INSTRUCTION: Write out the full listing again, exactly as it stands.

Dataset items

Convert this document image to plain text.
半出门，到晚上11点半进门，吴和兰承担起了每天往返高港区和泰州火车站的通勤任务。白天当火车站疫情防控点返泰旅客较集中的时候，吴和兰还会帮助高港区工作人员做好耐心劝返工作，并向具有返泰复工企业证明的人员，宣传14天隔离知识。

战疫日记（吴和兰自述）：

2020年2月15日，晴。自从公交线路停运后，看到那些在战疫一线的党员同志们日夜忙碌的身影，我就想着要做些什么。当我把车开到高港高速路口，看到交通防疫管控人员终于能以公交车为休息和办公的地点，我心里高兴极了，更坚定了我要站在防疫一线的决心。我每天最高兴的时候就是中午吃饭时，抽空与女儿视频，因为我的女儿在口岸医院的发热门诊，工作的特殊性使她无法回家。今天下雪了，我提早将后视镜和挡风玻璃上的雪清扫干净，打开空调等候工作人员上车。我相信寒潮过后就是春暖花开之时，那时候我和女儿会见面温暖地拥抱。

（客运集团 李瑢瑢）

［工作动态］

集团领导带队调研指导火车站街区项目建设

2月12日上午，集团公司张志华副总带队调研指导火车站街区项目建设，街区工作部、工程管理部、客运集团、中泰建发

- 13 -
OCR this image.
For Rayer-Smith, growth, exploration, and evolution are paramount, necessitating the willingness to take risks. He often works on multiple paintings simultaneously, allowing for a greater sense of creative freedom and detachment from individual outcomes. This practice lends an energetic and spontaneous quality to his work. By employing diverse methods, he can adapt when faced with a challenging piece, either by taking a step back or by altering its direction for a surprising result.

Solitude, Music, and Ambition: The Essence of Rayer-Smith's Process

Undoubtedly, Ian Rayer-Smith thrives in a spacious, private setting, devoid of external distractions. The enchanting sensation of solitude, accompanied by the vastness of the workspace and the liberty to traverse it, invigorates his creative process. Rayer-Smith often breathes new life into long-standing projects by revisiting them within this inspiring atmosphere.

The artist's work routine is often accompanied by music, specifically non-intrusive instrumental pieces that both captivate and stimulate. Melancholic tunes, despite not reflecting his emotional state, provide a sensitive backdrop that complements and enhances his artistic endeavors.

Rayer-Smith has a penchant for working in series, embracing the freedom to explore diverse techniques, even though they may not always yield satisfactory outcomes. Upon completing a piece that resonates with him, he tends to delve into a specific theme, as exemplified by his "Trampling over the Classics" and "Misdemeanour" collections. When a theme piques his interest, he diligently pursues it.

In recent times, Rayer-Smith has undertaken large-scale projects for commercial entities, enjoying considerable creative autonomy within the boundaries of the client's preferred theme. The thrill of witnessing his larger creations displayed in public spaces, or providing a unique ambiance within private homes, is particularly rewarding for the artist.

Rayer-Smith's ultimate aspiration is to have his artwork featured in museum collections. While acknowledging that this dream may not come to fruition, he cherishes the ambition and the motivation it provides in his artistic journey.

RESPONSE:
Convert this document image to plain text.
半出门，到晚上11点半进门，吴和兰承担起了每天往返高港区和泰州火车站的通勤任务。白天当火车站疫情防控点返泰旅客较集中的时候，吴和兰还会帮助高港区工作人员做好耐心劝返工作，并向具有返泰复工企业证明的人员，宣传14天隔离知识。

战疫日记（吴和兰自述）：

2020年2月15日，晴。自从公交线路停运后，看到那些在战疫一线的党员同志们日夜忙碌的身影，我就想着要做些什么。当我把车开到高港高速路口，看到交通防疫管控人员终于能以公交车为休息和办公的地点，我心里高兴极了，更坚定了我要站在防疫一线的决心。我每天最高兴的时候就是中午吃饭时，抽空与女儿视频，因为我的女儿在口岸医院的发热门诊，工作的特殊性使她无法回家。今天下雪了，我提早将后视镜和挡风玻璃上的雪清扫干净，打开空调等候工作人员上车。我相信寒潮过后就是春暖花开之时，那时候我和女儿会见面温暖地拥抱。

（客运集团 李瑢瑢）

［工作动态］

集团领导带队调研指导火车站街区项目建设

2月12日上午，集团公司张志华副总带队调研指导火车站街区项目建设，街区工作部、工程管理部、客运集团、中泰建发

- 13 -
OCR this image.
For Rayer-Smith, growth, exploration, and evolution are paramount, necessitating the willingness to take risks. He often works on multiple paintings simultaneously, allowing for a greater sense of creative freedom and detachment from individual outcomes. This practice lends an energetic and spontaneous quality to his work. By employing diverse methods, he can adapt when faced with a challenging piece, either by taking a step back or by altering its direction for a surprising result.

Solitude, Music, and Ambition: The Essence of Rayer-Smith's Process

Undoubtedly, Ian Rayer-Smith thrives in a spacious, private setting, devoid of external distractions. The enchanting sensation of solitude, accompanied by the vastness of the workspace and the liberty to traverse it, invigorates his creative process. Rayer-Smith often breathes new life into long-standing projects by revisiting them within this inspiring atmosphere.

The artist's work routine is often accompanied by music, specifically non-intrusive instrumental pieces that both captivate and stimulate. Melancholic tunes, despite not reflecting his emotional state, provide a sensitive backdrop that complements and enhances his artistic endeavors.

Rayer-Smith has a penchant for working in series, embracing the freedom to explore diverse techniques, even though they may not always yield satisfactory outcomes. Upon completing a piece that resonates with him, he tends to delve into a specific theme, as exemplified by his "Trampling over the Classics" and "Misdemeanour" collections. When a theme piques his interest, he diligently pursues it.

In recent times, Rayer-Smith has undertaken large-scale projects for commercial entities, enjoying considerable creative autonomy within the boundaries of the client's preferred theme. The thrill of witnessing his larger creations displayed in public spaces, or providing a unique ambiance within private homes, is particularly rewarding for the artist.

Rayer-Smith's ultimate aspiration is to have his artwork featured in museum collections. While acknowledging that this dream may not come to fruition, he cherishes the ambition and the motivation it provides in his artistic journey.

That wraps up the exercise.